**READING TEXT:**
■ ■ ■ ■ ■ ■ ■

British Airways flight 2276, which was due to fly from Las Vegas to London Gatwick, suffered an uncontained engine failure and subsequent fire during take-off at Las Vegas McCarran Airport on the 8th September 2015. All passengers were safely evacuated from the aircraft which suffered significant damage to the engine, wing and hull.
According to the NTSB a fatigue crack in the high-pressure compressor stage 8 disk web caused the uncontained engine failure. The subsequent destruction of the engine section caused the main fuel supply line to separate fuelling a large fire.
The report also criticised the actions of the Pilot, Captain Chris Henkey.
According to the NTSB the captain ordered passengers to evacuate from the right side of the aircraft. But the engine on that side continued to run for 43 seconds after the evacuation order, This meant that two emergency slides were blown out of position and unusable for the evacuation.
The passengers and crew were able to use two of the eight doors to leave the 777 before smoke and fire encroached the fuselage.
The NTSB report says that the captain did not use his quick reference handbook (QRH) and it was only when a third pilot in the cockpit noticed the right engine was still running that the engine was shut down.
The NTSB says this happened “Because the captain did not follow standard procedures, his call for the evacuation checklist and the shutdown of the right engine were delayed,”.
The report goes on to say that the disk web was not an area that needed inspection as part of the maintenance schedule. If it had then the crack would have been picked up when the engine underwent maintenance in 2008.
Since the incident, GE has brought in inspection procedures designed to detect disk web cracks.

■ ■ ■ ■ ■ ■ ■

**ACTIONS TO TAKE:**
1. According to the engine failure report, which parts of the aircraft suffered significant damage? List each one.
2. Arrange as a numbered list the part of the records that opens with their first line and closes with the line containing "investment-period-label: Investment Period".

Items from a dataset
■ ■ ■ ■ ■ ■ ■

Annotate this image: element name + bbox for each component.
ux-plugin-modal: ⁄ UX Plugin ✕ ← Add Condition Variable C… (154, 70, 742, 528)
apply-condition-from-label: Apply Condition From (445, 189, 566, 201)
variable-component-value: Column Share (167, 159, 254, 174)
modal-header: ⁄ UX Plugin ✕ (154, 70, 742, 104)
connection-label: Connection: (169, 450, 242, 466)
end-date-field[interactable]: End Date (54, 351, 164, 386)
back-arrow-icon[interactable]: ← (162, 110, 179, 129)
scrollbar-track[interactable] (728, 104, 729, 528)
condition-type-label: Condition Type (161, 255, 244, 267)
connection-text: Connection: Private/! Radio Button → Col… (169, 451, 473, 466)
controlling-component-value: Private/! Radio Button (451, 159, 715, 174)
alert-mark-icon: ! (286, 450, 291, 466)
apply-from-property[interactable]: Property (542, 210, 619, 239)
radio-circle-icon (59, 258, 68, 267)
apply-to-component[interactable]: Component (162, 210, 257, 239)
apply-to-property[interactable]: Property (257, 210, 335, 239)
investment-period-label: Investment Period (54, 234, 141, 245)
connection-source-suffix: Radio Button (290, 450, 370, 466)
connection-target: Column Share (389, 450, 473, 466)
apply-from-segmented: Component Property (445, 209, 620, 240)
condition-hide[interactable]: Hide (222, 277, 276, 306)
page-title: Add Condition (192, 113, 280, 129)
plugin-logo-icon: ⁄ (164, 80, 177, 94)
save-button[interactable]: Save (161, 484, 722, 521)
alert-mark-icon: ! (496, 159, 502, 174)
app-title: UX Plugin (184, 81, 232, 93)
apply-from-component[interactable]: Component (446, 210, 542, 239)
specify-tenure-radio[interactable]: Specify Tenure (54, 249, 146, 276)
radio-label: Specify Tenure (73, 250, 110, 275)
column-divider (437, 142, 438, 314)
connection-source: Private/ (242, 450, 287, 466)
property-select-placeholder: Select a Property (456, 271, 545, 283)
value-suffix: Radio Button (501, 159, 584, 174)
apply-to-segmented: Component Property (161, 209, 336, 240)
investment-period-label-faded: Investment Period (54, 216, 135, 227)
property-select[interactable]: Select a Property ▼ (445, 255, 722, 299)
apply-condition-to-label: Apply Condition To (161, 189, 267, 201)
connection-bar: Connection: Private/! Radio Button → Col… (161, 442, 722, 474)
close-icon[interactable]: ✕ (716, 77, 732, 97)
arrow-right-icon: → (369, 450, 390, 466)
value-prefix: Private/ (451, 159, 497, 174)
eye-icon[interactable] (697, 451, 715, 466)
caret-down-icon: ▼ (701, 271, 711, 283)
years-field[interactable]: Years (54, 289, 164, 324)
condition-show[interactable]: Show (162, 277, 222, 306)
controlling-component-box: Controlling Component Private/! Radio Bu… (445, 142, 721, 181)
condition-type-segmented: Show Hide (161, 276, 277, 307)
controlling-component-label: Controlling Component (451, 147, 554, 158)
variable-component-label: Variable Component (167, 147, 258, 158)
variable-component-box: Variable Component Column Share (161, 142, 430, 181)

■ ■ ■ ■ ■ ■ ■

**RESPONSES:**
1.
- Engine
- Wing
- Hull

2.
1. Annotate this image: element name + bbox for each component.
2. ux-plugin-modal: ⁄ UX Plugin ✕ ← Add Condition Variable C… (154, 70, 742, 528)
3. apply-condition-from-label: Apply Condition From (445, 189, 566, 201)
4. variable-component-value: Column Share (167, 159, 254, 174)
5. modal-header: ⁄ UX Plugin ✕ (154, 70, 742, 104)
6. connection-label: Connection: (169, 450, 242, 466)
7. end-date-field[interactable]: End Date (54, 351, 164, 386)
8. back-arrow-icon[interactable]: ← (162, 110, 179, 129)
9. scrollbar-track[interactable] (728, 104, 729, 528)
10. condition-type-label: Condition Type (161, 255, 244, 267)
11. connection-text: Connection: Private/! Radio Button → Col… (169, 451, 473, 466)
12. controlling-component-value: Private/! Radio Button (451, 159, 715, 174)
13. alert-mark-icon: ! (286, 450, 291, 466)
14. apply-from-property[interactable]: Property (542, 210, 619, 239)
15. radio-circle-icon (59, 258, 68, 267)
16. apply-to-component[interactable]: Component (162, 210, 257, 239)
17. apply-to-property[interactable]: Property (257, 210, 335, 239)
18. investment-period-label: Investment Period (54, 234, 141, 245)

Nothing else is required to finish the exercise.